§ **Exercise directions**
Write out the listing below exactly, and omit any images you find in it.

§ **Data to use**
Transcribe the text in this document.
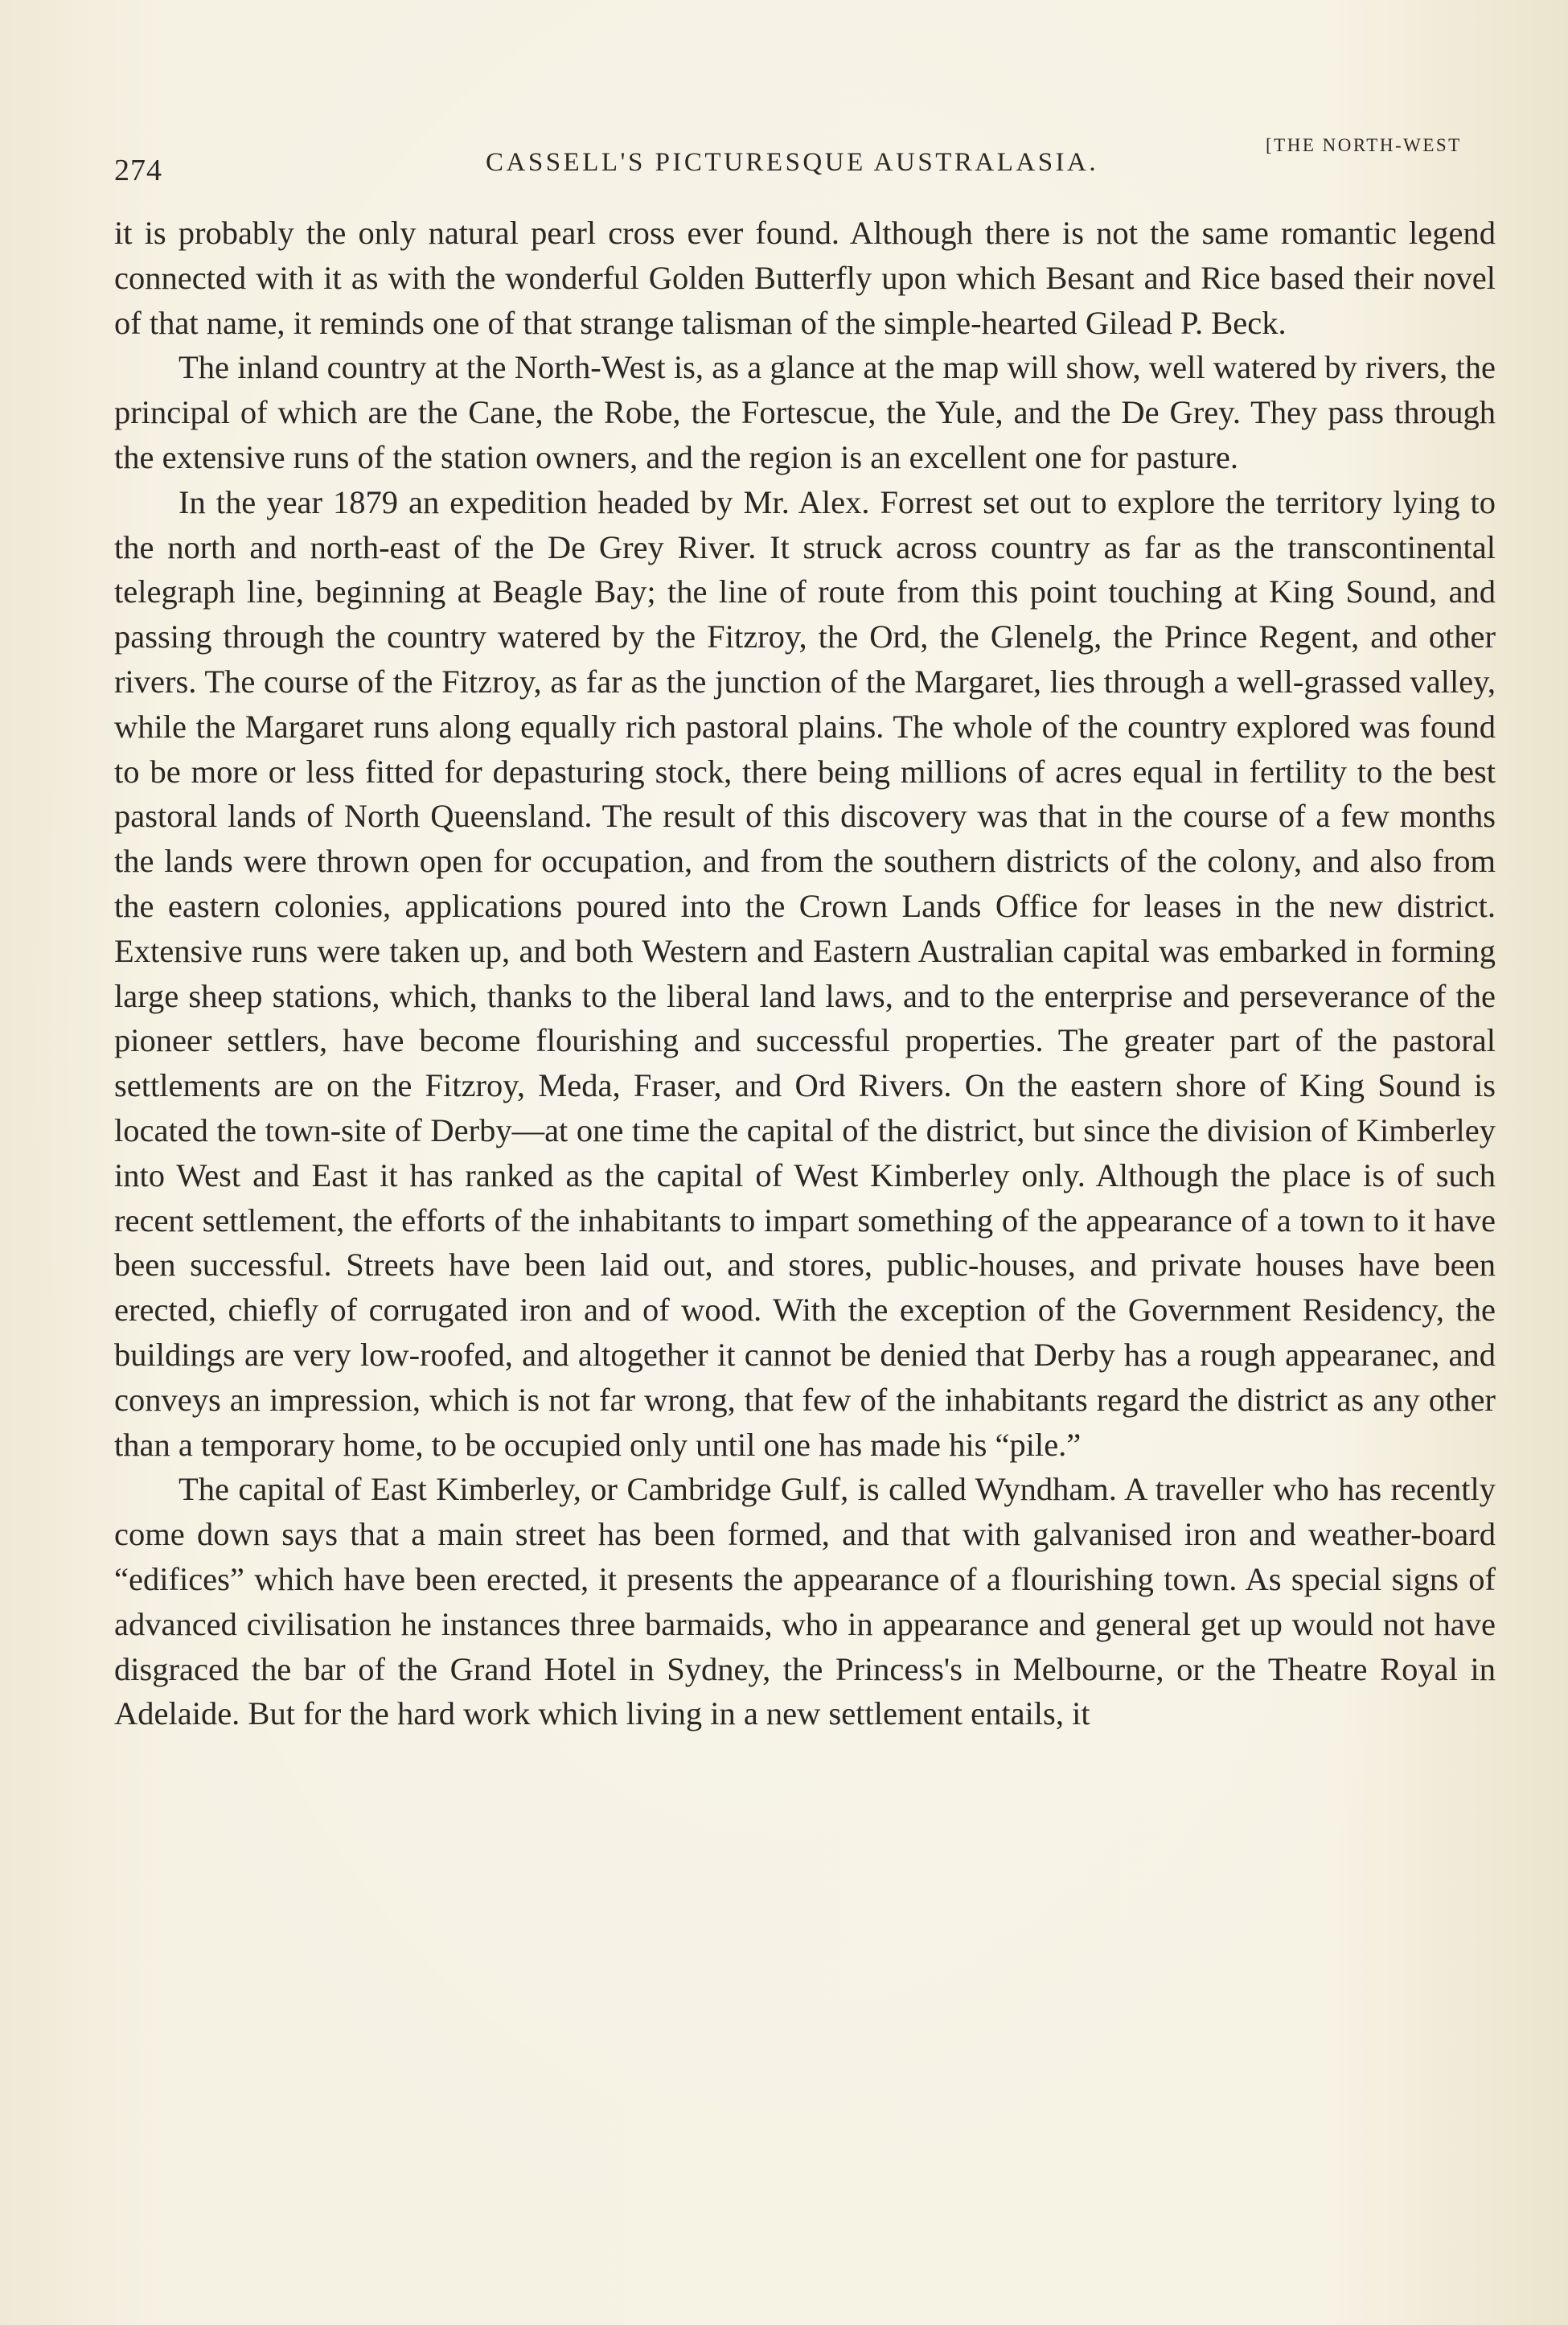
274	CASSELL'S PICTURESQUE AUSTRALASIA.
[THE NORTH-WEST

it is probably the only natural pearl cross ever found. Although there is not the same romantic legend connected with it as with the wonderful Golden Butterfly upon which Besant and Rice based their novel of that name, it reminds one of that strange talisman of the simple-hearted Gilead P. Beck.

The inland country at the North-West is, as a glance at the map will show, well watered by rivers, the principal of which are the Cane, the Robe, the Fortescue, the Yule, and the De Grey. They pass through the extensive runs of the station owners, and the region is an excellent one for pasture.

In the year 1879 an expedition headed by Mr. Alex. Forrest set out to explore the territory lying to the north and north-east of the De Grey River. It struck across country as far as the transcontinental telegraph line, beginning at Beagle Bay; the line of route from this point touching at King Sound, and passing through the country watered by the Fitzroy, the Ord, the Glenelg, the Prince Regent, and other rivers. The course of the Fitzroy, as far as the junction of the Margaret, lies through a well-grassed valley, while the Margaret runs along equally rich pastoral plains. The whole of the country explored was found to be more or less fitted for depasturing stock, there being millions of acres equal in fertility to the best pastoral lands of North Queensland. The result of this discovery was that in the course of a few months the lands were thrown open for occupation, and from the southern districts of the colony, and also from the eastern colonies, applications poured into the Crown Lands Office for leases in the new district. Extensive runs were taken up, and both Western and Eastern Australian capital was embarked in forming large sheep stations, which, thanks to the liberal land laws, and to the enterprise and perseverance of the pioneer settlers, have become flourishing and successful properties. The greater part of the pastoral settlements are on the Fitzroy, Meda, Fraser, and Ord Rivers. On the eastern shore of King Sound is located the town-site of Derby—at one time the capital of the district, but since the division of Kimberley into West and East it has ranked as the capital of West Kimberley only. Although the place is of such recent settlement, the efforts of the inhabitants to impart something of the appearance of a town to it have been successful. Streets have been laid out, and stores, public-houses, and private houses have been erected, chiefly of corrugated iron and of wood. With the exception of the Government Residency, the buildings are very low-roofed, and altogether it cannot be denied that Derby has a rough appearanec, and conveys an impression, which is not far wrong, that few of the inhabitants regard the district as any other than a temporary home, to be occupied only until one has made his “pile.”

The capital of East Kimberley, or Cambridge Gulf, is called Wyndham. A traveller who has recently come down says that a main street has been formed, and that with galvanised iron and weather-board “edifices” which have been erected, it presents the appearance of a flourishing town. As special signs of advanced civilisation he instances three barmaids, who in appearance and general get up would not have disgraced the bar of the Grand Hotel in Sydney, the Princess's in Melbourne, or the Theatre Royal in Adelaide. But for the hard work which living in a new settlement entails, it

§ **Exercise answer**
Transcribe the text in this document.
274	CASSELL'S PICTURESQUE AUSTRALASIA.
[THE NORTH-WEST

it is probably the only natural pearl cross ever found. Although there is not the same romantic legend connected with it as with the wonderful Golden Butterfly upon which Besant and Rice based their novel of that name, it reminds one of that strange talisman of the simple-hearted Gilead P. Beck.

The inland country at the North-West is, as a glance at the map will show, well watered by rivers, the principal of which are the Cane, the Robe, the Fortescue, the Yule, and the De Grey. They pass through the extensive runs of the station owners, and the region is an excellent one for pasture.

In the year 1879 an expedition headed by Mr. Alex. Forrest set out to explore the territory lying to the north and north-east of the De Grey River. It struck across country as far as the transcontinental telegraph line, beginning at Beagle Bay; the line of route from this point touching at King Sound, and passing through the country watered by the Fitzroy, the Ord, the Glenelg, the Prince Regent, and other rivers. The course of the Fitzroy, as far as the junction of the Margaret, lies through a well-grassed valley, while the Margaret runs along equally rich pastoral plains. The whole of the country explored was found to be more or less fitted for depasturing stock, there being millions of acres equal in fertility to the best pastoral lands of North Queensland. The result of this discovery was that in the course of a few months the lands were thrown open for occupation, and from the southern districts of the colony, and also from the eastern colonies, applications poured into the Crown Lands Office for leases in the new district. Extensive runs were taken up, and both Western and Eastern Australian capital was embarked in forming large sheep stations, which, thanks to the liberal land laws, and to the enterprise and perseverance of the pioneer settlers, have become flourishing and successful properties. The greater part of the pastoral settlements are on the Fitzroy, Meda, Fraser, and Ord Rivers. On the eastern shore of King Sound is located the town-site of Derby—at one time the capital of the district, but since the division of Kimberley into West and East it has ranked as the capital of West Kimberley only. Although the place is of such recent settlement, the efforts of the inhabitants to impart something of the appearance of a town to it have been successful. Streets have been laid out, and stores, public-houses, and private houses have been erected, chiefly of corrugated iron and of wood. With the exception of the Government Residency, the buildings are very low-roofed, and altogether it cannot be denied that Derby has a rough appearanec, and conveys an impression, which is not far wrong, that few of the inhabitants regard the district as any other than a temporary home, to be occupied only until one has made his “pile.”

The capital of East Kimberley, or Cambridge Gulf, is called Wyndham. A traveller who has recently come down says that a main street has been formed, and that with galvanised iron and weather-board “edifices” which have been erected, it presents the appearance of a flourishing town. As special signs of advanced civilisation he instances three barmaids, who in appearance and general get up would not have disgraced the bar of the Grand Hotel in Sydney, the Princess's in Melbourne, or the Theatre Royal in Adelaide. But for the hard work which living in a new settlement entails, it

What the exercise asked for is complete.